• _TO BE DONE_
Every entry below should be transcribed exactly; pictures stay out of the copy.

>> BEGIN

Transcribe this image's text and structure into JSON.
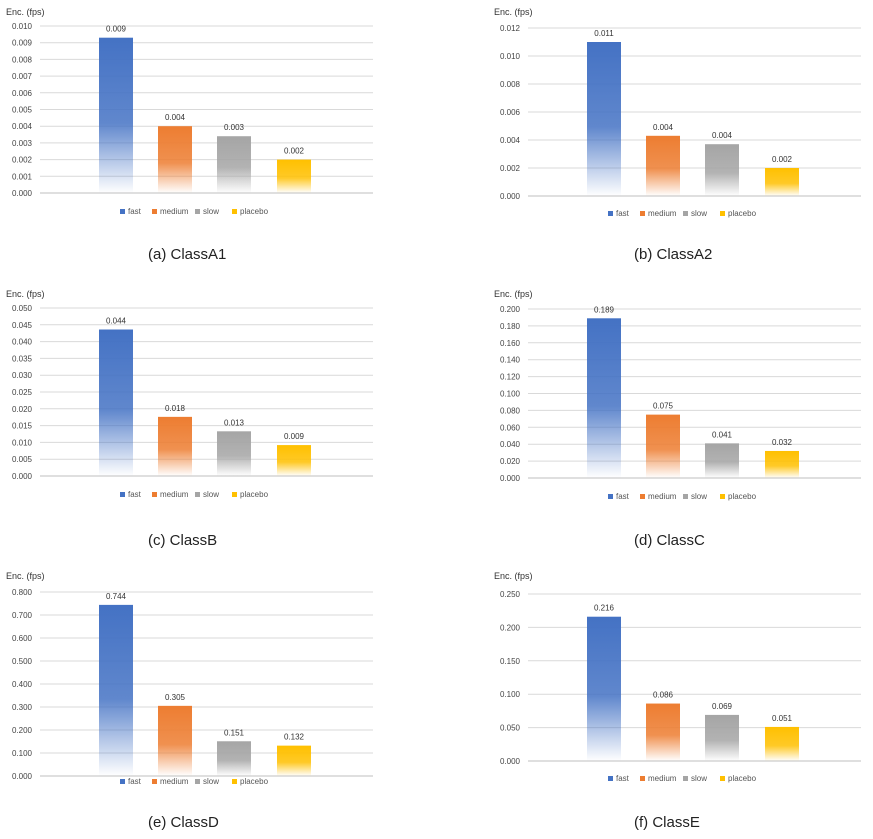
{
  "legend": [
    "fast",
    "medium",
    "slow",
    "placebo"
  ],
  "colors": {
    "fast": "#4472c4",
    "medium": "#ed7d31",
    "slow": "#a5a5a5",
    "placebo": "#ffc000",
    "gridline": "#d9d9d9",
    "axis": "#bfbfbf"
  },
  "chart_data": [
    {
      "type": "bar",
      "caption": "(a)  ClassA1",
      "ylabel": "Enc. (fps)",
      "categories": [
        "fast",
        "medium",
        "slow",
        "placebo"
      ],
      "values": [
        0.009,
        0.004,
        0.003,
        0.002
      ],
      "plotted_values": [
        0.0093,
        0.004,
        0.0034,
        0.002
      ],
      "data_labels": [
        "0.009",
        "0.004",
        "0.003",
        "0.002"
      ],
      "ylim": [
        0,
        0.01
      ],
      "yticks": [
        "0.000",
        "0.001",
        "0.002",
        "0.003",
        "0.004",
        "0.005",
        "0.006",
        "0.007",
        "0.008",
        "0.009",
        "0.010"
      ],
      "grid": true,
      "legend_position": "bottom"
    },
    {
      "type": "bar",
      "caption": "(b)  ClassA2",
      "ylabel": "Enc. (fps)",
      "categories": [
        "fast",
        "medium",
        "slow",
        "placebo"
      ],
      "values": [
        0.011,
        0.004,
        0.004,
        0.002
      ],
      "plotted_values": [
        0.011,
        0.0043,
        0.0037,
        0.002
      ],
      "data_labels": [
        "0.011",
        "0.004",
        "0.004",
        "0.002"
      ],
      "ylim": [
        0,
        0.012
      ],
      "yticks": [
        "0.000",
        "0.002",
        "0.004",
        "0.006",
        "0.008",
        "0.010",
        "0.012"
      ],
      "grid": true,
      "legend_position": "bottom"
    },
    {
      "type": "bar",
      "caption": "(c)  ClassB",
      "ylabel": "Enc. (fps)",
      "categories": [
        "fast",
        "medium",
        "slow",
        "placebo"
      ],
      "values": [
        0.044,
        0.018,
        0.013,
        0.009
      ],
      "plotted_values": [
        0.0436,
        0.0176,
        0.0133,
        0.0092
      ],
      "data_labels": [
        "0.044",
        "0.018",
        "0.013",
        "0.009"
      ],
      "ylim": [
        0,
        0.05
      ],
      "yticks": [
        "0.000",
        "0.005",
        "0.010",
        "0.015",
        "0.020",
        "0.025",
        "0.030",
        "0.035",
        "0.040",
        "0.045",
        "0.050"
      ],
      "grid": true,
      "legend_position": "bottom"
    },
    {
      "type": "bar",
      "caption": "(d)  ClassC",
      "ylabel": "Enc. (fps)",
      "categories": [
        "fast",
        "medium",
        "slow",
        "placebo"
      ],
      "values": [
        0.189,
        0.075,
        0.041,
        0.032
      ],
      "plotted_values": [
        0.189,
        0.075,
        0.041,
        0.032
      ],
      "data_labels": [
        "0.189",
        "0.075",
        "0.041",
        "0.032"
      ],
      "ylim": [
        0,
        0.2
      ],
      "yticks": [
        "0.000",
        "0.020",
        "0.040",
        "0.060",
        "0.080",
        "0.100",
        "0.120",
        "0.140",
        "0.160",
        "0.180",
        "0.200"
      ],
      "grid": true,
      "legend_position": "bottom"
    },
    {
      "type": "bar",
      "caption": "(e)  ClassD",
      "ylabel": "Enc. (fps)",
      "categories": [
        "fast",
        "medium",
        "slow",
        "placebo"
      ],
      "values": [
        0.744,
        0.305,
        0.151,
        0.132
      ],
      "plotted_values": [
        0.744,
        0.305,
        0.151,
        0.132
      ],
      "data_labels": [
        "0.744",
        "0.305",
        "0.151",
        "0.132"
      ],
      "ylim": [
        0,
        0.8
      ],
      "yticks": [
        "0.000",
        "0.100",
        "0.200",
        "0.300",
        "0.400",
        "0.500",
        "0.600",
        "0.700",
        "0.800"
      ],
      "grid": true,
      "legend_position": "bottom"
    },
    {
      "type": "bar",
      "caption": "(f)  ClassE",
      "ylabel": "Enc. (fps)",
      "categories": [
        "fast",
        "medium",
        "slow",
        "placebo"
      ],
      "values": [
        0.216,
        0.086,
        0.069,
        0.051
      ],
      "plotted_values": [
        0.216,
        0.086,
        0.069,
        0.051
      ],
      "data_labels": [
        "0.216",
        "0.086",
        "0.069",
        "0.051"
      ],
      "ylim": [
        0,
        0.25
      ],
      "yticks": [
        "0.000",
        "0.050",
        "0.100",
        "0.150",
        "0.200",
        "0.250"
      ],
      "grid": true,
      "legend_position": "bottom"
    }
  ]
}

>> END

• _WRITTEN RESPONSE_
Transcribe this image's text and structure into JSON.
{
  "legend": [
    "fast",
    "medium",
    "slow",
    "placebo"
  ],
  "colors": {
    "fast": "#4472c4",
    "medium": "#ed7d31",
    "slow": "#a5a5a5",
    "placebo": "#ffc000",
    "gridline": "#d9d9d9",
    "axis": "#bfbfbf"
  },
  "chart_data": [
    {
      "type": "bar",
      "caption": "(a)  ClassA1",
      "ylabel": "Enc. (fps)",
      "categories": [
        "fast",
        "medium",
        "slow",
        "placebo"
      ],
      "values": [
        0.009,
        0.004,
        0.003,
        0.002
      ],
      "plotted_values": [
        0.0093,
        0.004,
        0.0034,
        0.002
      ],
      "data_labels": [
        "0.009",
        "0.004",
        "0.003",
        "0.002"
      ],
      "ylim": [
        0,
        0.01
      ],
      "yticks": [
        "0.000",
        "0.001",
        "0.002",
        "0.003",
        "0.004",
        "0.005",
        "0.006",
        "0.007",
        "0.008",
        "0.009",
        "0.010"
      ],
      "grid": true,
      "legend_position": "bottom"
    },
    {
      "type": "bar",
      "caption": "(b)  ClassA2",
      "ylabel": "Enc. (fps)",
      "categories": [
        "fast",
        "medium",
        "slow",
        "placebo"
      ],
      "values": [
        0.011,
        0.004,
        0.004,
        0.002
      ],
      "plotted_values": [
        0.011,
        0.0043,
        0.0037,
        0.002
      ],
      "data_labels": [
        "0.011",
        "0.004",
        "0.004",
        "0.002"
      ],
      "ylim": [
        0,
        0.012
      ],
      "yticks": [
        "0.000",
        "0.002",
        "0.004",
        "0.006",
        "0.008",
        "0.010",
        "0.012"
      ],
      "grid": true,
      "legend_position": "bottom"
    },
    {
      "type": "bar",
      "caption": "(c)  ClassB",
      "ylabel": "Enc. (fps)",
      "categories": [
        "fast",
        "medium",
        "slow",
        "placebo"
      ],
      "values": [
        0.044,
        0.018,
        0.013,
        0.009
      ],
      "plotted_values": [
        0.0436,
        0.0176,
        0.0133,
        0.0092
      ],
      "data_labels": [
        "0.044",
        "0.018",
        "0.013",
        "0.009"
      ],
      "ylim": [
        0,
        0.05
      ],
      "yticks": [
        "0.000",
        "0.005",
        "0.010",
        "0.015",
        "0.020",
        "0.025",
        "0.030",
        "0.035",
        "0.040",
        "0.045",
        "0.050"
      ],
      "grid": true,
      "legend_position": "bottom"
    },
    {
      "type": "bar",
      "caption": "(d)  ClassC",
      "ylabel": "Enc. (fps)",
      "categories": [
        "fast",
        "medium",
        "slow",
        "placebo"
      ],
      "values": [
        0.189,
        0.075,
        0.041,
        0.032
      ],
      "plotted_values": [
        0.189,
        0.075,
        0.041,
        0.032
      ],
      "data_labels": [
        "0.189",
        "0.075",
        "0.041",
        "0.032"
      ],
      "ylim": [
        0,
        0.2
      ],
      "yticks": [
        "0.000",
        "0.020",
        "0.040",
        "0.060",
        "0.080",
        "0.100",
        "0.120",
        "0.140",
        "0.160",
        "0.180",
        "0.200"
      ],
      "grid": true,
      "legend_position": "bottom"
    },
    {
      "type": "bar",
      "caption": "(e)  ClassD",
      "ylabel": "Enc. (fps)",
      "categories": [
        "fast",
        "medium",
        "slow",
        "placebo"
      ],
      "values": [
        0.744,
        0.305,
        0.151,
        0.132
      ],
      "plotted_values": [
        0.744,
        0.305,
        0.151,
        0.132
      ],
      "data_labels": [
        "0.744",
        "0.305",
        "0.151",
        "0.132"
      ],
      "ylim": [
        0,
        0.8
      ],
      "yticks": [
        "0.000",
        "0.100",
        "0.200",
        "0.300",
        "0.400",
        "0.500",
        "0.600",
        "0.700",
        "0.800"
      ],
      "grid": true,
      "legend_position": "bottom"
    },
    {
      "type": "bar",
      "caption": "(f)  ClassE",
      "ylabel": "Enc. (fps)",
      "categories": [
        "fast",
        "medium",
        "slow",
        "placebo"
      ],
      "values": [
        0.216,
        0.086,
        0.069,
        0.051
      ],
      "plotted_values": [
        0.216,
        0.086,
        0.069,
        0.051
      ],
      "data_labels": [
        "0.216",
        "0.086",
        "0.069",
        "0.051"
      ],
      "ylim": [
        0,
        0.25
      ],
      "yticks": [
        "0.000",
        "0.050",
        "0.100",
        "0.150",
        "0.200",
        "0.250"
      ],
      "grid": true,
      "legend_position": "bottom"
    }
  ]
}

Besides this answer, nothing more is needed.